Dataset extract:
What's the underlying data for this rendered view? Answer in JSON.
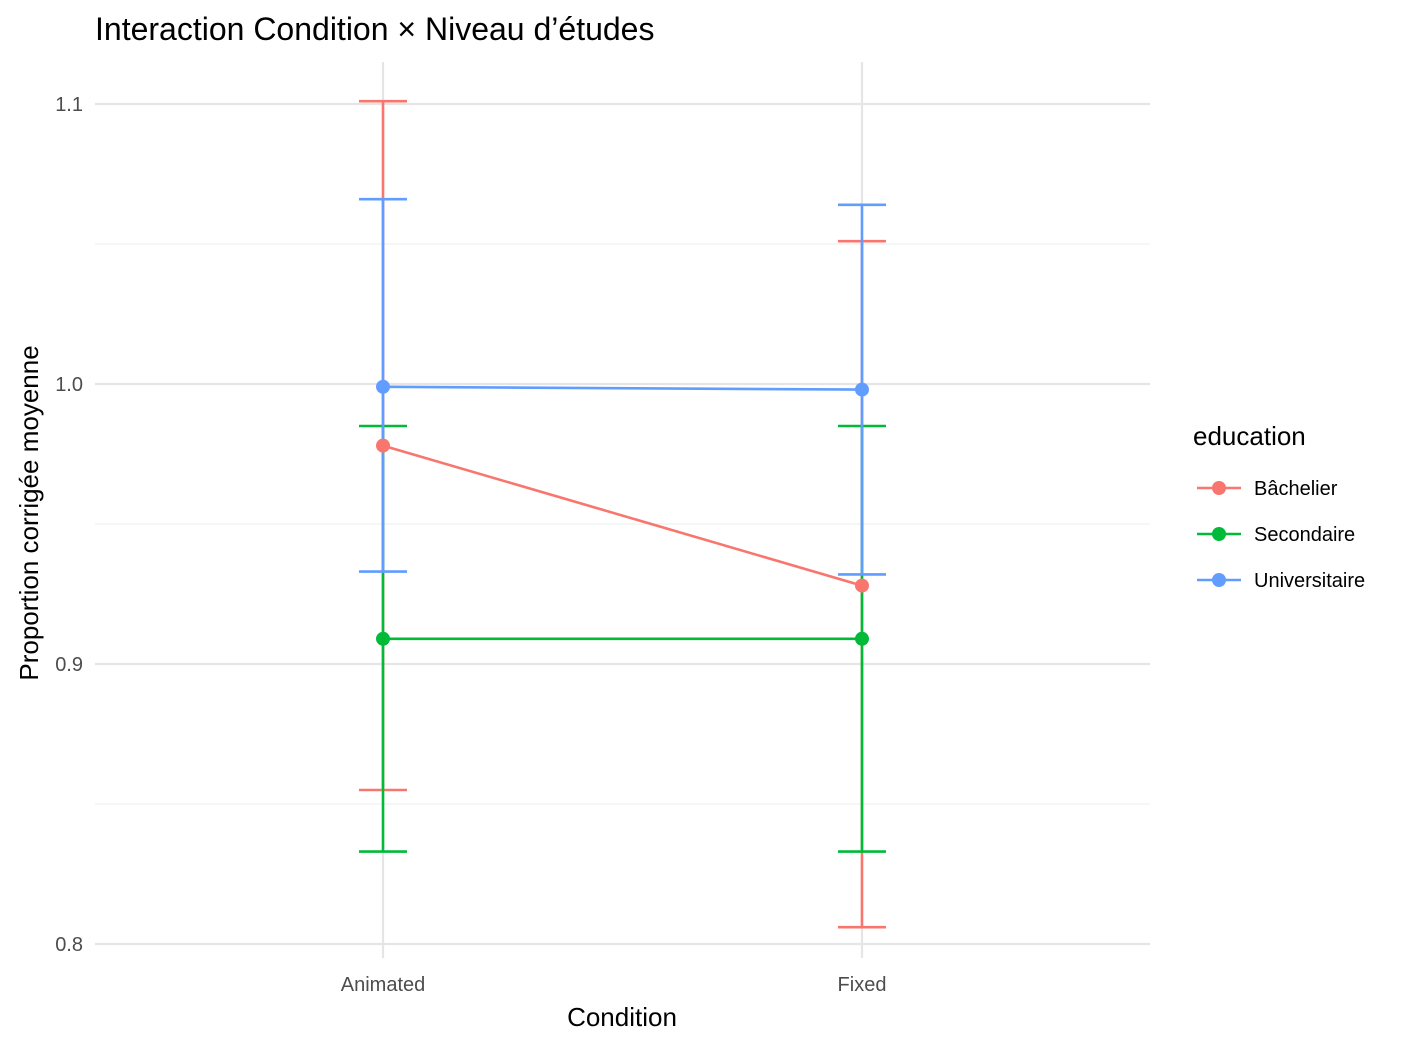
{
  "chart_data": {
    "type": "line",
    "title": "Interaction Condition × Niveau d’études",
    "xlabel": "Condition",
    "ylabel": "Proportion corrigée moyenne",
    "categories": [
      "Animated",
      "Fixed"
    ],
    "ylim": [
      0.795,
      1.115
    ],
    "yticks": [
      0.8,
      0.9,
      1.0,
      1.1
    ],
    "ytick_labels": [
      "0.8",
      "0.9",
      "1.0",
      "1.1"
    ],
    "yminor": [
      0.85,
      0.95,
      1.05
    ],
    "grid": true,
    "legend": {
      "title": "education",
      "position": "right"
    },
    "series": [
      {
        "name": "Bâchelier",
        "color": "#F8766D",
        "values": [
          0.978,
          0.928
        ],
        "lower": [
          0.855,
          0.806
        ],
        "upper": [
          1.101,
          1.051
        ]
      },
      {
        "name": "Secondaire",
        "color": "#00BA38",
        "values": [
          0.909,
          0.909
        ],
        "lower": [
          0.833,
          0.833
        ],
        "upper": [
          0.985,
          0.985
        ]
      },
      {
        "name": "Universitaire",
        "color": "#619CFF",
        "values": [
          0.999,
          0.998
        ],
        "lower": [
          0.933,
          0.932
        ],
        "upper": [
          1.066,
          1.064
        ]
      }
    ]
  }
}
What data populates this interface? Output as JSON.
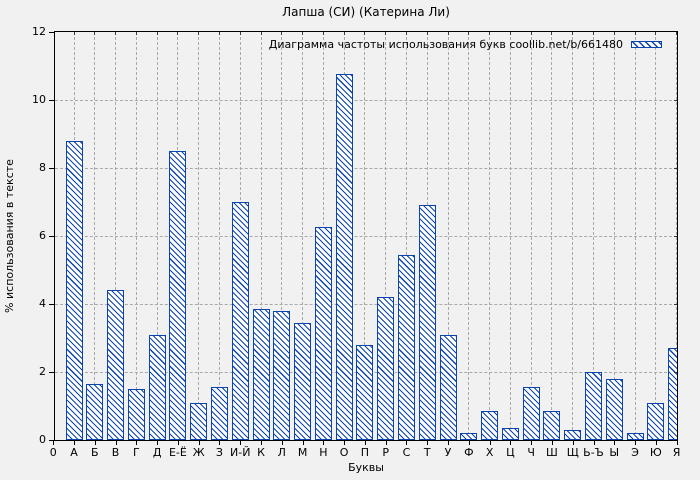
{
  "chart_data": {
    "type": "bar",
    "title": "Лапша (СИ) (Катерина Ли)",
    "legend": "Диаграмма частоты использования букв coollib.net/b/661480",
    "legend_position": "top-right-inside",
    "xlabel": "Буквы",
    "ylabel": "% использования в тексте",
    "origin_label": "0",
    "categories": [
      "А",
      "Б",
      "В",
      "Г",
      "Д",
      "Е-Ё",
      "Ж",
      "З",
      "И-Й",
      "К",
      "Л",
      "М",
      "Н",
      "О",
      "П",
      "Р",
      "С",
      "Т",
      "У",
      "Ф",
      "Х",
      "Ц",
      "Ч",
      "Ш",
      "Щ",
      "Ь-Ъ",
      "Ы",
      "Э",
      "Ю",
      "Я"
    ],
    "values": [
      8.8,
      1.65,
      4.4,
      1.5,
      3.1,
      8.5,
      1.1,
      1.55,
      7.0,
      3.85,
      3.8,
      3.45,
      6.25,
      10.75,
      2.8,
      4.2,
      5.45,
      6.9,
      3.1,
      0.2,
      0.85,
      0.35,
      1.55,
      0.85,
      0.3,
      2.0,
      1.8,
      0.2,
      1.1,
      2.7
    ],
    "yticks": [
      0,
      2,
      4,
      6,
      8,
      10,
      12
    ],
    "ylim": [
      0,
      12
    ],
    "grid": true,
    "bar_border_color": "#0b44ad",
    "bar_fill_color": "#ffffff",
    "hatch_style": "diagonal-down",
    "background_color": "#f1f1f1"
  }
}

What you will do: Only the lines from the one containing "What data populates" through the last line of the records above should be repeated, exactly and without pictures.

Result for this exercise:
What data populates this interface? Output as JSON.
{
  "chart_data": {
    "type": "bar",
    "title": "Лапша (СИ) (Катерина Ли)",
    "legend": "Диаграмма частоты использования букв coollib.net/b/661480",
    "legend_position": "top-right-inside",
    "xlabel": "Буквы",
    "ylabel": "% использования в тексте",
    "origin_label": "0",
    "categories": [
      "А",
      "Б",
      "В",
      "Г",
      "Д",
      "Е-Ё",
      "Ж",
      "З",
      "И-Й",
      "К",
      "Л",
      "М",
      "Н",
      "О",
      "П",
      "Р",
      "С",
      "Т",
      "У",
      "Ф",
      "Х",
      "Ц",
      "Ч",
      "Ш",
      "Щ",
      "Ь-Ъ",
      "Ы",
      "Э",
      "Ю",
      "Я"
    ],
    "values": [
      8.8,
      1.65,
      4.4,
      1.5,
      3.1,
      8.5,
      1.1,
      1.55,
      7.0,
      3.85,
      3.8,
      3.45,
      6.25,
      10.75,
      2.8,
      4.2,
      5.45,
      6.9,
      3.1,
      0.2,
      0.85,
      0.35,
      1.55,
      0.85,
      0.3,
      2.0,
      1.8,
      0.2,
      1.1,
      2.7
    ],
    "yticks": [
      0,
      2,
      4,
      6,
      8,
      10,
      12
    ],
    "ylim": [
      0,
      12
    ],
    "grid": true,
    "bar_border_color": "#0b44ad",
    "bar_fill_color": "#ffffff",
    "hatch_style": "diagonal-down",
    "background_color": "#f1f1f1"
  }
}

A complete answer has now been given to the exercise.